##### PROVIDED DATA #####

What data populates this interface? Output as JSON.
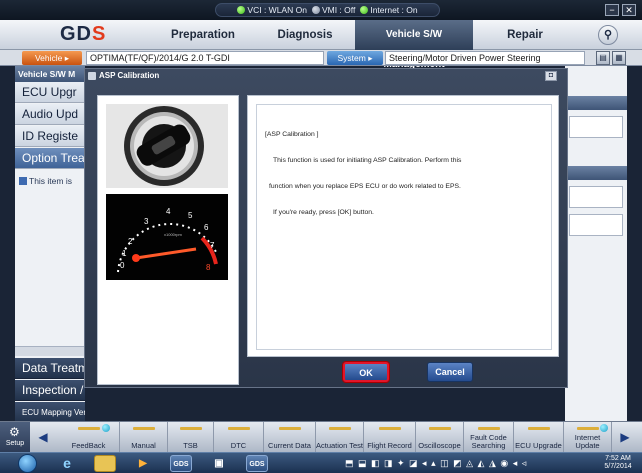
{
  "status": {
    "vci": "VCI : WLAN On",
    "vmi": "VMI : Off",
    "internet": "Internet : On"
  },
  "window_controls": {
    "minimize": "−",
    "close": "✕"
  },
  "nav": {
    "logo_main": "GD",
    "logo_accent": "S",
    "tabs": [
      "Preparation",
      "Diagnosis",
      "Vehicle S/W Management",
      "Repair"
    ],
    "active_tab": "Vehicle S/W Management"
  },
  "vehicle_row": {
    "vehicle_button": "Vehicle",
    "vehicle_value": "OPTIMA(TF/QF)/2014/G 2.0 T-GDI",
    "system_button": "System",
    "system_value": "Steering/Motor Driven Power Steering"
  },
  "left_panel": {
    "header": "Vehicle S/W M",
    "items": [
      "ECU Upgr",
      "Audio Upd",
      "ID Registe",
      "Option Treatr"
    ],
    "selected_index": 3,
    "note": "This item is",
    "bottom_items": [
      "Data Treatm",
      "Inspection / Test",
      "ECU Mapping Verification"
    ]
  },
  "dialog": {
    "title": "ASP Calibration",
    "message_heading": "[ASP Calibration ]",
    "message_line1": "This function is used for initiating ASP Calibration. Perform this",
    "message_line2": "function when you replace EPS ECU or do work related to EPS.",
    "message_line3": "If you're ready, press [OK] button.",
    "ok_label": "OK",
    "cancel_label": "Cancel",
    "gauge_caption": "x1000rpm"
  },
  "toolbar": {
    "setup_label": "Setup",
    "tools": [
      "FeedBack",
      "Manual",
      "TSB",
      "DTC",
      "Current Data",
      "Actuation Test",
      "Flight Record",
      "Oscilloscope",
      "Fault Code Searching",
      "ECU Upgrade",
      "Internet Update"
    ]
  },
  "taskbar": {
    "app1": "GDS",
    "app2": "GDS",
    "time": "7:52 AM",
    "date": "5/7/2014"
  },
  "colors": {
    "accent_orange": "#c95310",
    "accent_blue": "#2a67b2",
    "ok_highlight": "#e3152a",
    "status_led": "#3cba1a"
  }
}
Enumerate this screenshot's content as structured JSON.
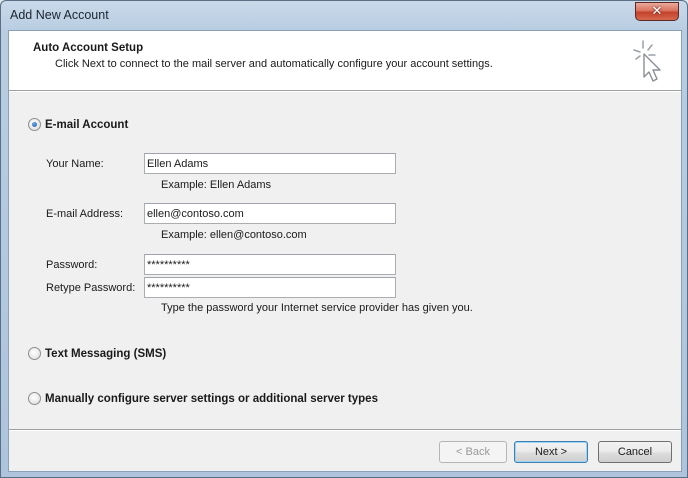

#####

Pick out every line of the listing containing the word "Internet", and show those lines.

_ANSWER TO THIS TASK_.
    "internet": "Internet : On"
      "Internet Update"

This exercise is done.